Write the next part of the passage below about the Laser World of Photonics trade fair, picking up after its last sentence.

■ PROVIDED PASSAGE
+ + +
Running parallel and co-located with Laser World of Photonics is World of Quantum, the world’s largest trade fair for quantum technologies. Showcasing all aspects of quantum technologies – from quantum sensors and quantum computers to quantum communications and cryptography – the event provides a platform to present innovative quantum-based products and discuss potential applications.

Finally, the World of Photonics Congress (running from 22 to 27 June) features seven specialist conferences, over 3000 lectures and around 6700 experts from scientific and industrial research.

The event is expecting to attract around 40,000 visitors from 70 countries, with the trade shows incorporating 1300 exhibitors from 40 countries. Here are some of the companies and product innovations to look out for on the show floor.

HOLOEYE unveils compact 4K resolution spatial light modulator

HOLOEYE Photonics AG, a leading provider of spatial light modulator (SLM) devices, announces the release of the GAEA-C spatial light modulator, a compact version of the company’s high-resolution SLM series. The GAEA-C will be officially launched at Laser World of Photonics, showcasing its advanced capabilities and cost-effective design.

The GAEA-C is a phase-only SLM with a 4K resolution of 4094 x 2400 pixels, with an exceptionally small pixel pitch of 3.74 µm. This compact model is equipped with a newly developed driver solution that not only reduces costs but also enhances phase stability, making it ideal for a variety of applications requiring precise light modulation.
+ + +
■ DATASET EXCERPTS
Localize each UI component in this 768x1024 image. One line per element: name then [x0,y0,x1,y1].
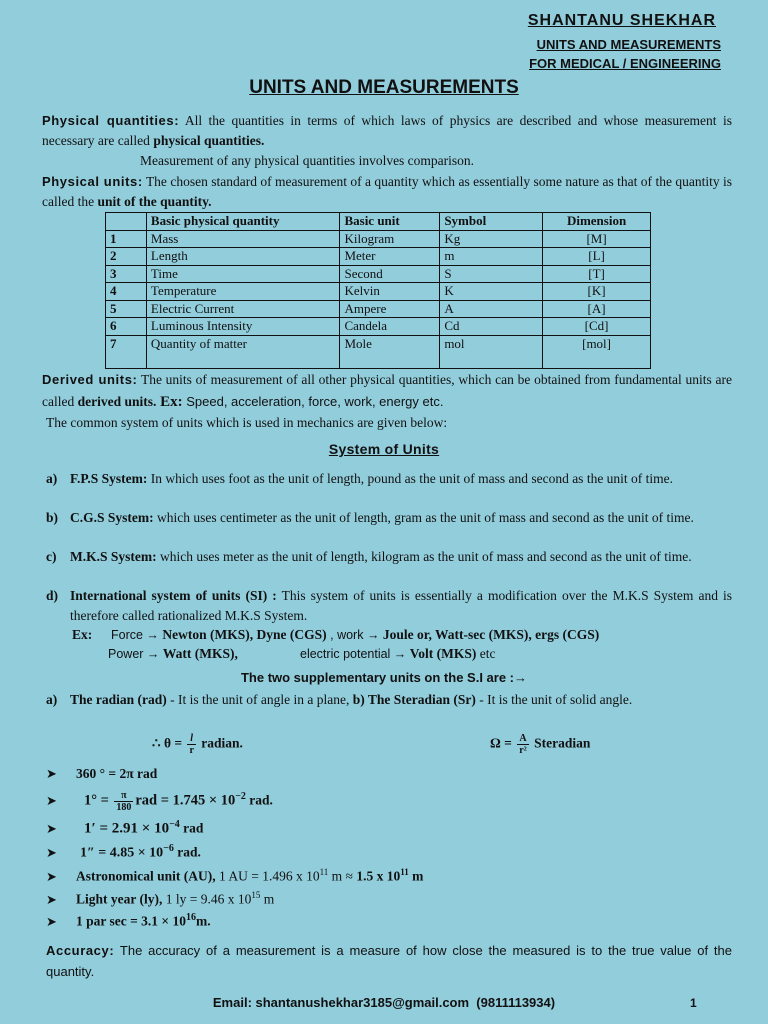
list-item: ➤ Astronomical unit (AU), 1 AU = 1.496 x $10^{11}$ m ≈ 1.5 x $10^{11}$ m [46,862,423,887]
table-row: 6 Luminous Intensity Candela Cd [Cd] [106,318,651,336]
accuracy-para: Accuracy: The accuracy of a measurement is a measure of how close the measured is to the true value of the quantity. [46,943,732,979]
physical-units-label: Physical units: [42,174,143,189]
physical-quantities-para: Physical quantities: All the quantities in terms of which laws of physics are described and whose measurement is necessary are called physical quantities. [42,113,732,148]
si-examples-potential: electric potential → Volt (MKS) etc [300,646,496,661]
list-item: ➤ $1' = 2.91 \times 10^{-4}$ rad [46,819,204,837]
footer-contact: Email: shantanushekhar3185@gmail.com (9811113934) [212,995,556,1010]
system-of-units-heading: System of Units [328,441,440,457]
arrow-bullet-icon: ➤ [46,844,57,860]
table-row: 2 Length Meter m [L] [106,248,651,266]
physical-units-para: Physical units: The chosen standard of measurement of a quantity which as essentially some nature as that of the quantity is called the unit of the quantity. [42,174,732,209]
table-row: 1 Mass Kilogram Kg [M] [106,230,651,248]
page-title: UNITS AND MEASUREMENTS [249,77,519,98]
radian-formula: ∴ θ = $\frac{l}{r}$ radian. [152,733,243,756]
list-item: b) C.G.S System: which uses centimeter as the unit of length, gram as the unit of mass and second as the unit of time. [46,510,694,525]
table-row: 7 Quantity of matter Mole mol [mol] [106,335,651,368]
arrow-bullet-icon: ➤ [46,868,57,884]
basic-units-table [105,212,651,369]
audience-line: FOR MEDICAL / ENGINEERING [529,56,721,71]
list-item: c) M.K.S System: which uses meter as the unit of length, kilogram as the unit of mass and second as the unit of time. [46,549,692,564]
table-row: 5 Electric Current Ampere A [A] [106,300,651,318]
steradian-formula: Ω = $\frac{A}{\text{r²}}$ Steradian [490,733,591,756]
page-number: 1 [690,996,697,1010]
arrow-bullet-icon: ➤ [46,820,57,836]
si-examples-force: Ex: Force → Newton (MKS), Dyne (CGS) , work → Joule or, Watt-sec (MKS), ergs (CGS) [72,627,600,642]
subject-line: UNITS AND MEASUREMENTS [536,37,721,52]
supplementary-units-item: a) The radian (rad) - It is the unit of angle in a plane, b) The Steradian (Sr) - It is the unit of solid angle. [46,692,633,707]
arrow-bullet-icon: ➤ [46,913,57,929]
list-item: ➤ 360 ° = 2π rad [46,764,157,784]
table-header-row: Basic physical quantity Basic unit Symbol Dimension [106,213,651,231]
list-item: ➤ $1'' = 4.85 \times 10^{-6}$ rad. [46,843,201,861]
table-row: 4 Temperature Kelvin K [K] [106,283,651,301]
list-item: ➤ Light year (ly), 1 ly = 9.46 x $10^{15}$ m [46,885,274,910]
list-item: a) F.P.S System: In which uses foot as the unit of length, pound as the unit of mass and second as the unit of time. [46,471,674,486]
physical-quantities-label: Physical quantities: [42,113,180,128]
arrow-bullet-icon: ➤ [46,891,57,907]
arrow-bullet-icon: ➤ [46,792,57,808]
supplementary-heading: The two supplementary units on the S.I are :→ [240,670,528,685]
common-systems-note: The common system of units which is used in mechanics are given below: [46,415,448,430]
derived-units-label: Derived units: [42,372,138,387]
list-item: ➤ 1° = $\frac{\pi}{180}$ rad = $1.745 \times 10^{-2}$ rad. [46,789,273,813]
table-row: 3 Time Second S [T] [106,265,651,283]
comparison-note: Measurement of any physical quantities involves comparison. [140,153,475,168]
arrow-bullet-icon: ➤ [46,766,57,781]
derived-units-para: Derived units: The units of measurement of all other physical quantities, which can be obtained from fundamental units are called derived units. Ex: Speed, acceleration, force, work, energy etc. [42,372,732,410]
list-item: ➤ 1 par $\sec = 3.1 \times 10^{16}m$. [46,908,211,932]
author-name: SHANTANU SHEKHAR [527,12,716,29]
accuracy-label: Accuracy: [46,943,115,958]
si-examples-power: Power → Watt (MKS), [108,646,238,661]
list-item: d) International system of units (SI) : This system of units is essentially a modification over the M.K.S System and is therefore called rationalized M.K.S System. [46,588,732,623]
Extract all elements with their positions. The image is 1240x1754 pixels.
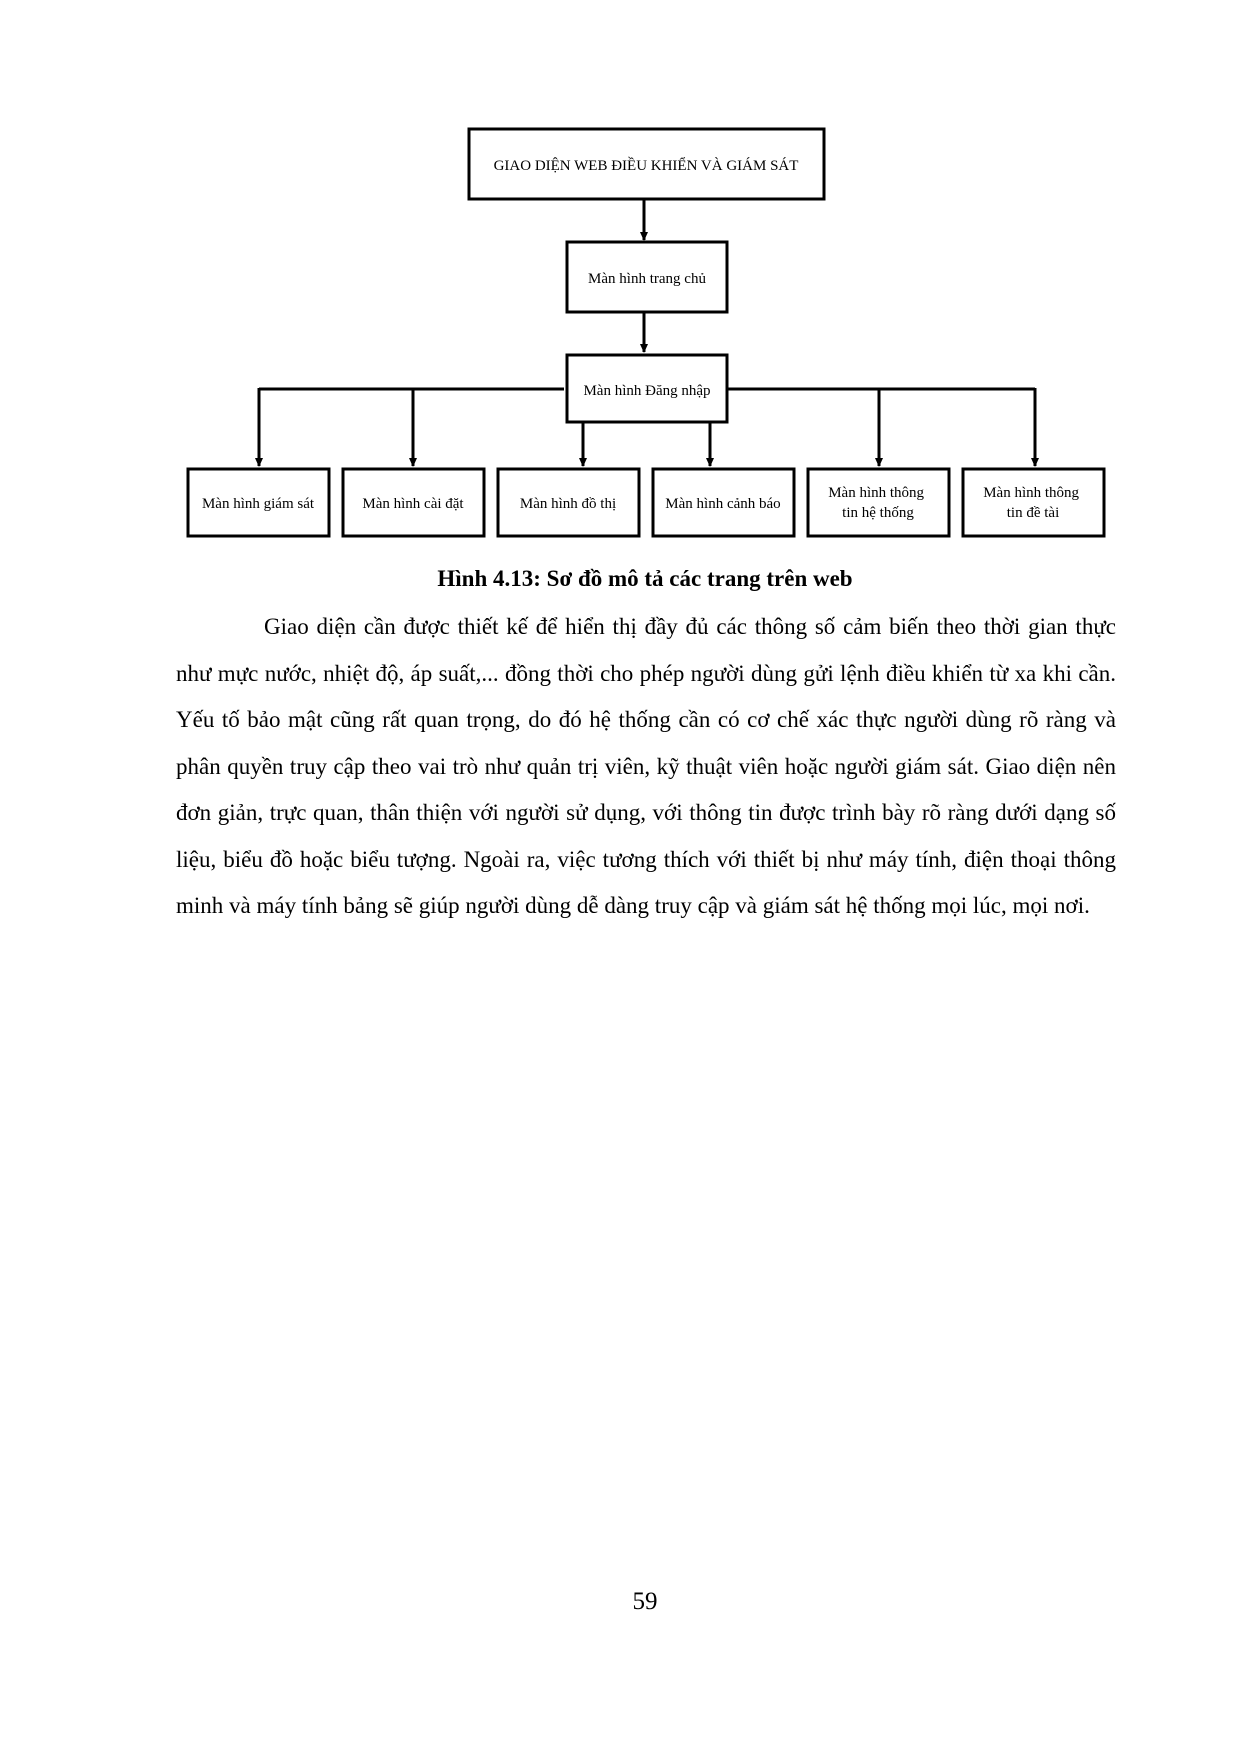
node-settings-label: Màn hình cài đặt bbox=[362, 496, 464, 512]
node-system-info bbox=[808, 469, 949, 536]
node-monitor-label: Màn hình giám sát bbox=[201, 496, 315, 512]
node-graph bbox=[498, 469, 639, 536]
figure-caption: Hình 4.13: Sơ đồ mô tả các trang trên web bbox=[437, 566, 853, 591]
node-root bbox=[469, 129, 824, 199]
page-number: 59 bbox=[632, 1588, 658, 1615]
node-system-info-label: Màn hình thông tin hệ thống bbox=[828, 485, 925, 521]
node-project-info bbox=[963, 469, 1104, 536]
node-monitor bbox=[188, 469, 329, 536]
node-login-label: Màn hình Đăng nhập bbox=[583, 383, 711, 399]
web-pages-diagram bbox=[0, 0, 1240, 560]
node-alert-label: Màn hình cảnh báo bbox=[665, 496, 781, 512]
node-home-label: Màn hình trang chủ bbox=[588, 271, 706, 287]
body-paragraph: Giao diện cần được thiết kế để hiển thị đầy đủ các thông số cảm biến theo thời gian thực như mực nước, nhiệt độ, áp suất,... đồng thời cho phép người dùng gửi lệnh điều khiển từ xa khi cần. Yếu tố bảo mật cũng rất quan trọng, do đó hệ thống cần có cơ chế xác thực người dùng rõ ràng và phân quyền truy cập theo vai trò như quản trị viên, kỹ thuật viên hoặc người giám sát. Giao diện nên đơn giản, trực quan, thân thiện với người sử dụng, với thông tin được trình bày rõ ràng dưới dạng số liệu, biểu đồ hoặc biểu tượng. Ngoài ra, việc tương thích với thiết bị như máy tính, điện thoại thông minh và máy tính bảng sẽ giúp người dùng dễ dàng truy cập và giám sát hệ thống mọi lúc, mọi nơi. bbox=[176, 614, 1116, 918]
node-alert bbox=[653, 469, 794, 536]
node-settings bbox=[343, 469, 484, 536]
node-graph-label: Màn hình đồ thị bbox=[519, 496, 617, 512]
node-project-info-label: Màn hình thông tin đề tài bbox=[983, 485, 1080, 521]
node-login bbox=[567, 355, 727, 422]
node-home bbox=[567, 242, 727, 312]
node-root-label: GIAO DIỆN WEB ĐIỀU KHIỂN VÀ GIÁM SÁT bbox=[493, 158, 799, 174]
+ + +
■ ANSWER TO THIS EXERCISE
The GAEA-C SLM features a reflective liquid crystal on silicon (LCOS) display (phase only). Other parameters include a fill factor of 90%, an input frame rate of 30 Hz and a maximum spatial resolution of 133.5 lp/mm.

The GAEA-C is available in three versions, each optimized for a different wavelength range: a VIS version (420–650 nm), a NIR version (650–1100 nm) and a version tailored for the telecommunications waveband around 1550 nm. This versatility ensures that the GAEA-C can meet the diverse needs of industries ranging from telecoms to scientific research.

HOLOEYE continues to lead the market with its innovative SLM solutions, providing unparalleled resolution and performance. The introduction of the GAEA-C underscores HOLOEYE’s commitment to delivering cutting-edge technology that meets the evolving demands of its customers.

• For more information about the GAEA-C and other SLM products, visit HOLOEYE at booth #225 in Hall A2.

Avantes launches NIR Enhanced spectrometers

At this year’s Laser World of Photonics, Avantes unveils its newest generation of spectrometers: the NEXOS NIR Enhanced and VARIUS NIR Enhanced. Both instruments mark a significant leap in near-infrared (NIR) spectroscopy, offering up to 2x improved sensitivity and unprecedented data quality for integration into both research and industry applications.

Compact, robust and highly modular, the NEXOS NIR Enhanced spectrometer redefines performance in a small form factor. It features enhanced NIR quantum efficiency in the 700–1100 nm range, with up to 2x increased sensitivity, fast data transfer and improved signal-to-noise ratio. The USB-powered spectrometer is designed with a minimal footprint of just 105 x 80 x 20 mm and built using AvaMation production for top-tier reproducibility and scalability. It also offers seamless integration with third-party software platforms.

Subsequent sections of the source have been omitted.